§ TASK INPUTS:

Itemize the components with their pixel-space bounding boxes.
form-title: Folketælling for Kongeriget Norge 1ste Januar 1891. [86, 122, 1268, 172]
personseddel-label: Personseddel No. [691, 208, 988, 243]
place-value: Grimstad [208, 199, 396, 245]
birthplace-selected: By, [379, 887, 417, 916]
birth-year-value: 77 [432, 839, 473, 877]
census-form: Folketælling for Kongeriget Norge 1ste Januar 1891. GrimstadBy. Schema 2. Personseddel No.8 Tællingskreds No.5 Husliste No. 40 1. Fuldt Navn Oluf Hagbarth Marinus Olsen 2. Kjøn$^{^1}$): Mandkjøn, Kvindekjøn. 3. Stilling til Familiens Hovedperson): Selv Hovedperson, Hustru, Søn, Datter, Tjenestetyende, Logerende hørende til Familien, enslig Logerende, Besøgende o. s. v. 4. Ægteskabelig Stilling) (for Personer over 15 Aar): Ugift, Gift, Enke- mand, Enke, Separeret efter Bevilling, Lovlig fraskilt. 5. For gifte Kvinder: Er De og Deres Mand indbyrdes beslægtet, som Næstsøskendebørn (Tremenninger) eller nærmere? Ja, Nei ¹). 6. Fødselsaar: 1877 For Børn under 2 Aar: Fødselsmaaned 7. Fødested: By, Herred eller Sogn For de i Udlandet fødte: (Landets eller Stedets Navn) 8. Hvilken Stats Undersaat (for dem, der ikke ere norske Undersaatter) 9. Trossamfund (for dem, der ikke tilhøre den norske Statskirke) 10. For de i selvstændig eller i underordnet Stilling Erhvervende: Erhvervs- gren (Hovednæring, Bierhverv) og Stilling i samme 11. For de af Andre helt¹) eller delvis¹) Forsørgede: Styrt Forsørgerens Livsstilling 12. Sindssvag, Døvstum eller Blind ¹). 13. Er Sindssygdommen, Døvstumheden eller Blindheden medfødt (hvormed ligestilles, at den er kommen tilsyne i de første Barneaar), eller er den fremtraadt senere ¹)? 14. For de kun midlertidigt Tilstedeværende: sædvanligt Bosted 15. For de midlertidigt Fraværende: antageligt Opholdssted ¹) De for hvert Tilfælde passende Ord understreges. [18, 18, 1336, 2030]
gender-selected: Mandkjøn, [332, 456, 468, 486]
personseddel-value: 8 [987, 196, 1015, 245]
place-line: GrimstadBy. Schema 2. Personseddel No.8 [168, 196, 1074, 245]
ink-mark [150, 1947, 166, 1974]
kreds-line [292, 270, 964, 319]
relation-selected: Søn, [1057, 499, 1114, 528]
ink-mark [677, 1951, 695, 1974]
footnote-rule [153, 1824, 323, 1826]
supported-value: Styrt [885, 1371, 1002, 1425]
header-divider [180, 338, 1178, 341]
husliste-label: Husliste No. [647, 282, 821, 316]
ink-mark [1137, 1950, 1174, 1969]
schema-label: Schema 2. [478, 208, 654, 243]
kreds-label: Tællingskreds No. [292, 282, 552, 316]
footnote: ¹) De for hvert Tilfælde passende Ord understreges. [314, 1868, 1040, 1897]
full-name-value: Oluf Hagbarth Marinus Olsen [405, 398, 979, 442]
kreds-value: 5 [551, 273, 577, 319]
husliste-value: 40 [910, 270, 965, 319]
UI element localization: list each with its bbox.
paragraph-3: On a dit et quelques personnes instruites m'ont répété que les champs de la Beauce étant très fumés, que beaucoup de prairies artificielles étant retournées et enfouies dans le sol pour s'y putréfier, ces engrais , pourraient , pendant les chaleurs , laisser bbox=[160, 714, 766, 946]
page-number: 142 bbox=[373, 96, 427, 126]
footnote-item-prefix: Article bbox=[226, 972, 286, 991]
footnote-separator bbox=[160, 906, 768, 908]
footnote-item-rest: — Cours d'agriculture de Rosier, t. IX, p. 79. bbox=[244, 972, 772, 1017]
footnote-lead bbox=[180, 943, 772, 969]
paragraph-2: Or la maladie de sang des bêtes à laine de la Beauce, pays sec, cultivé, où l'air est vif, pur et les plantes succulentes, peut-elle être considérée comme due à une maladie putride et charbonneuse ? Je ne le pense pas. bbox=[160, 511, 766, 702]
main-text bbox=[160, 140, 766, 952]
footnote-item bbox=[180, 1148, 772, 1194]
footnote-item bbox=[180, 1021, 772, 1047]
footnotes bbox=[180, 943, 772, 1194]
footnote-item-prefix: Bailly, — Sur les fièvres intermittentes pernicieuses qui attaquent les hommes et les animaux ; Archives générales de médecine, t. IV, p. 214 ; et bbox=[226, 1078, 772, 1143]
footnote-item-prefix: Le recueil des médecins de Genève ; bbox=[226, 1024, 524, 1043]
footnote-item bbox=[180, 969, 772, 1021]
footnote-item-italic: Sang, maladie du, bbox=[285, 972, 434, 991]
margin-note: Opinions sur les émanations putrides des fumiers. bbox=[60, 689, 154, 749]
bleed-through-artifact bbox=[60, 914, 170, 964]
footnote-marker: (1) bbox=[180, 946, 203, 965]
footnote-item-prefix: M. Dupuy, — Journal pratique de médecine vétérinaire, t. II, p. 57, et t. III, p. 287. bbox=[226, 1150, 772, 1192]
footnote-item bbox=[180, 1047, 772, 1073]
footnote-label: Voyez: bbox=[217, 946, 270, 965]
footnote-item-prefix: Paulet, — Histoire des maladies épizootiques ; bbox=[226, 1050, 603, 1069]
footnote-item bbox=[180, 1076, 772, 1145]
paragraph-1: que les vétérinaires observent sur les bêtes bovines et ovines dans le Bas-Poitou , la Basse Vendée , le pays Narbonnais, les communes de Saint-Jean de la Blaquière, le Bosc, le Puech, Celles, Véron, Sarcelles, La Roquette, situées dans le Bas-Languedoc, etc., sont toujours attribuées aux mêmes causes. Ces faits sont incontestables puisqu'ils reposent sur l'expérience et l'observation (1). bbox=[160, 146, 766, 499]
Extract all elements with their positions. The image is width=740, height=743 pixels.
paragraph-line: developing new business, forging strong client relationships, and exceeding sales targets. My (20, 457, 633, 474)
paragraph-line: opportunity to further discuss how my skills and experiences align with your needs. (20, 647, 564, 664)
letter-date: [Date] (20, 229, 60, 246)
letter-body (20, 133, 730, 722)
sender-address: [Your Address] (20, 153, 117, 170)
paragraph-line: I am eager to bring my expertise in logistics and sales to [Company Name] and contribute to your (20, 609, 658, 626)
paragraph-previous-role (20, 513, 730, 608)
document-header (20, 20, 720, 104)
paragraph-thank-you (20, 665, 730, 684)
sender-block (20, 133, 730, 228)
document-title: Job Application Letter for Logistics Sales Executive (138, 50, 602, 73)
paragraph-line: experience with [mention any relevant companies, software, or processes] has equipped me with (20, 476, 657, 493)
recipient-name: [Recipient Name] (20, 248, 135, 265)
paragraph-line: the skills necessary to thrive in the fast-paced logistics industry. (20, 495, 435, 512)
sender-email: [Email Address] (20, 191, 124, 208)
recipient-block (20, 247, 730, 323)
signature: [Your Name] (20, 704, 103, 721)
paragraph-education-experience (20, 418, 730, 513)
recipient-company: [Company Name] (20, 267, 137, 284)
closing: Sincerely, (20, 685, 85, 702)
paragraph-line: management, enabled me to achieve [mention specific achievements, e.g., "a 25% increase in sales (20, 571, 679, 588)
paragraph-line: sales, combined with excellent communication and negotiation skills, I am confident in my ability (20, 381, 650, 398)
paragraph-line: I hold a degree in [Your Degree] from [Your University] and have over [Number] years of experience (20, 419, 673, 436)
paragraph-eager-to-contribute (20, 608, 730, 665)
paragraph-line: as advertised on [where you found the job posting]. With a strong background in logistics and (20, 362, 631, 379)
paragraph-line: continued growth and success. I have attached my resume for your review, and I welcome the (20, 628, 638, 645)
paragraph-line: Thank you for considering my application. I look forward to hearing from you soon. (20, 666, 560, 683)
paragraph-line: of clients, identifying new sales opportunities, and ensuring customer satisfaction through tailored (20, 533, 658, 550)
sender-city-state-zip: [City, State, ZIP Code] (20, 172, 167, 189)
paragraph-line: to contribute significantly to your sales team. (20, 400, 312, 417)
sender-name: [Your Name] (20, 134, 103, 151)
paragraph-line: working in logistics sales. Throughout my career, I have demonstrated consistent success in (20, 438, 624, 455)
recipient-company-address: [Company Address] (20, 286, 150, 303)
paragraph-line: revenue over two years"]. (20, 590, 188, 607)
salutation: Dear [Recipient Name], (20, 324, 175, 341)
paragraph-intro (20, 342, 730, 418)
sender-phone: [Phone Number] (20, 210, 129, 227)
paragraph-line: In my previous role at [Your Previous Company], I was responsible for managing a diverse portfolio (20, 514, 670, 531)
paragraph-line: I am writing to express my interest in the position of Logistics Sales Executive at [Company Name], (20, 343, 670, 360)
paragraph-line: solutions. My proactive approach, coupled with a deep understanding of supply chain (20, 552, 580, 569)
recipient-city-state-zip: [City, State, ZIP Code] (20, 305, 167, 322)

§ PROBLEM DETAILS: Copy the lines from the first one at the top of the records down to the line with "birth-year-value: 77 [432, 839, 473, 877]", including both, without changing anything in them.

§ ANSWER FOR THE TASK:
Itemize the components with their pixel-space bounding boxes.
form-title: Folketælling for Kongeriget Norge 1ste Januar 1891. [86, 122, 1268, 172]
personseddel-label: Personseddel No. [691, 208, 988, 243]
place-value: Grimstad [208, 199, 396, 245]
birthplace-selected: By, [379, 887, 417, 916]
birth-year-value: 77 [432, 839, 473, 877]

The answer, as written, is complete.